• _Instruction_: Set down the material below in full, matching it exactly.

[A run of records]
[Start]

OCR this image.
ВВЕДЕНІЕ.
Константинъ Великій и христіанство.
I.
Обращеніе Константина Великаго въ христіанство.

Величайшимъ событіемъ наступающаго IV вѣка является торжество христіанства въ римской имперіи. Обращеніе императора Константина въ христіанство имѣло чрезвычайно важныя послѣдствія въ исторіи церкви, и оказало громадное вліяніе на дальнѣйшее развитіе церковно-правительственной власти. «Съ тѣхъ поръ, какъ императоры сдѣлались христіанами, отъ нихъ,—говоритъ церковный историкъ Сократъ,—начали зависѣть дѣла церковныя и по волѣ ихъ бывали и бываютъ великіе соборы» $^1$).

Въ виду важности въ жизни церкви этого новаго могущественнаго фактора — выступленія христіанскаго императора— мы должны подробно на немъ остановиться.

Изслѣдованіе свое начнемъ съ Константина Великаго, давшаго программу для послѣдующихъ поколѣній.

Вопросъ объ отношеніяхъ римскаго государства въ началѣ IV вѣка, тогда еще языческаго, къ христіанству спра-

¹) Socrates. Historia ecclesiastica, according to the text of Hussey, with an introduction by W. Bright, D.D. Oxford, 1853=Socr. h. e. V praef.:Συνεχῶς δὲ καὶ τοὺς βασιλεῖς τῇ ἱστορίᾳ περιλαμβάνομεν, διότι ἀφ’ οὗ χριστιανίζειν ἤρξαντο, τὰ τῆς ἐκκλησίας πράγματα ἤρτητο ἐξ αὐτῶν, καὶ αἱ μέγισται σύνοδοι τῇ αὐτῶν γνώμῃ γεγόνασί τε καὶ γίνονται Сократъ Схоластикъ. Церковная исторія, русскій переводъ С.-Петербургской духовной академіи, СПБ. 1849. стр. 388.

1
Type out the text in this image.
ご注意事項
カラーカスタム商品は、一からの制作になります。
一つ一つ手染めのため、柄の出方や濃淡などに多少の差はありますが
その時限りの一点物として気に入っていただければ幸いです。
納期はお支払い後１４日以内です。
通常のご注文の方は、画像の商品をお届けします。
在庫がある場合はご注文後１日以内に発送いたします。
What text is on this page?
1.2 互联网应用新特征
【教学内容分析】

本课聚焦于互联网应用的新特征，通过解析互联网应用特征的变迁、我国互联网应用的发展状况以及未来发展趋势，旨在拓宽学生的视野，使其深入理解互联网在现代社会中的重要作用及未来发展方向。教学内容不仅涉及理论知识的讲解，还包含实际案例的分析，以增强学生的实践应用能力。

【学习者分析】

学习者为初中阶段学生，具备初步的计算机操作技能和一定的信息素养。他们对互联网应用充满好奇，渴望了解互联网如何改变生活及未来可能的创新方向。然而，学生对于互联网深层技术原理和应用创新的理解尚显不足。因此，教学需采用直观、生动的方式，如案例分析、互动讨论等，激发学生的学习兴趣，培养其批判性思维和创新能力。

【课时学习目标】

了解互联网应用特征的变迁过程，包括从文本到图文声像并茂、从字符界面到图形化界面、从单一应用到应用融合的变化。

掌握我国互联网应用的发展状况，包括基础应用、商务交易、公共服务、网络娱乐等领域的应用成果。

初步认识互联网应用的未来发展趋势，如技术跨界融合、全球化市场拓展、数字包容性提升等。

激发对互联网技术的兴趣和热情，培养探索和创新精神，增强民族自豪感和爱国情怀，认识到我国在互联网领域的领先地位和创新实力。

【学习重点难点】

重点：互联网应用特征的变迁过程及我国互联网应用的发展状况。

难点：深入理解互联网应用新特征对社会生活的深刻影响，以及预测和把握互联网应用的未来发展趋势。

[End]

• _Task solution_:
OCR this image.
ВВЕДЕНІЕ.
Константинъ Великій и христіанство.
I.
Обращеніе Константина Великаго въ христіанство.

Величайшимъ событіемъ наступающаго IV вѣка является торжество христіанства въ римской имперіи. Обращеніе императора Константина въ христіанство имѣло чрезвычайно важныя послѣдствія въ исторіи церкви, и оказало громадное вліяніе на дальнѣйшее развитіе церковно-правительственной власти. «Съ тѣхъ поръ, какъ императоры сдѣлались христіанами, отъ нихъ,—говоритъ церковный историкъ Сократъ,—начали зависѣть дѣла церковныя и по волѣ ихъ бывали и бываютъ великіе соборы» $^1$).

Въ виду важности въ жизни церкви этого новаго могущественнаго фактора — выступленія христіанскаго императора— мы должны подробно на немъ остановиться.

Изслѣдованіе свое начнемъ съ Константина Великаго, давшаго программу для послѣдующихъ поколѣній.

Вопросъ объ отношеніяхъ римскаго государства въ началѣ IV вѣка, тогда еще языческаго, къ христіанству спра-

¹) Socrates. Historia ecclesiastica, according to the text of Hussey, with an introduction by W. Bright, D.D. Oxford, 1853=Socr. h. e. V praef.:Συνεχῶς δὲ καὶ τοὺς βασιλεῖς τῇ ἱστορίᾳ περιλαμβάνομεν, διότι ἀφ’ οὗ χριστιανίζειν ἤρξαντο, τὰ τῆς ἐκκλησίας πράγματα ἤρτητο ἐξ αὐτῶν, καὶ αἱ μέγισται σύνοδοι τῇ αὐτῶν γνώμῃ γεγόνασί τε καὶ γίνονται Сократъ Схоластикъ. Церковная исторія, русскій переводъ С.-Петербургской духовной академіи, СПБ. 1849. стр. 388.

1
Type out the text in this image.
ご注意事項
カラーカスタム商品は、一からの制作になります。
一つ一つ手染めのため、柄の出方や濃淡などに多少の差はありますが
その時限りの一点物として気に入っていただければ幸いです。
納期はお支払い後１４日以内です。
通常のご注文の方は、画像の商品をお届けします。
在庫がある場合はご注文後１日以内に発送いたします。
What text is on this page?
1.2 互联网应用新特征
【教学内容分析】

本课聚焦于互联网应用的新特征，通过解析互联网应用特征的变迁、我国互联网应用的发展状况以及未来发展趋势，旨在拓宽学生的视野，使其深入理解互联网在现代社会中的重要作用及未来发展方向。教学内容不仅涉及理论知识的讲解，还包含实际案例的分析，以增强学生的实践应用能力。

【学习者分析】

学习者为初中阶段学生，具备初步的计算机操作技能和一定的信息素养。他们对互联网应用充满好奇，渴望了解互联网如何改变生活及未来可能的创新方向。然而，学生对于互联网深层技术原理和应用创新的理解尚显不足。因此，教学需采用直观、生动的方式，如案例分析、互动讨论等，激发学生的学习兴趣，培养其批判性思维和创新能力。

【课时学习目标】

了解互联网应用特征的变迁过程，包括从文本到图文声像并茂、从字符界面到图形化界面、从单一应用到应用融合的变化。

掌握我国互联网应用的发展状况，包括基础应用、商务交易、公共服务、网络娱乐等领域的应用成果。

初步认识互联网应用的未来发展趋势，如技术跨界融合、全球化市场拓展、数字包容性提升等。

激发对互联网技术的兴趣和热情，培养探索和创新精神，增强民族自豪感和爱国情怀，认识到我国在互联网领域的领先地位和创新实力。

【学习重点难点】

重点：互联网应用特征的变迁过程及我国互联网应用的发展状况。

难点：深入理解互联网应用新特征对社会生活的深刻影响，以及预测和把握互联网应用的未来发展趋势。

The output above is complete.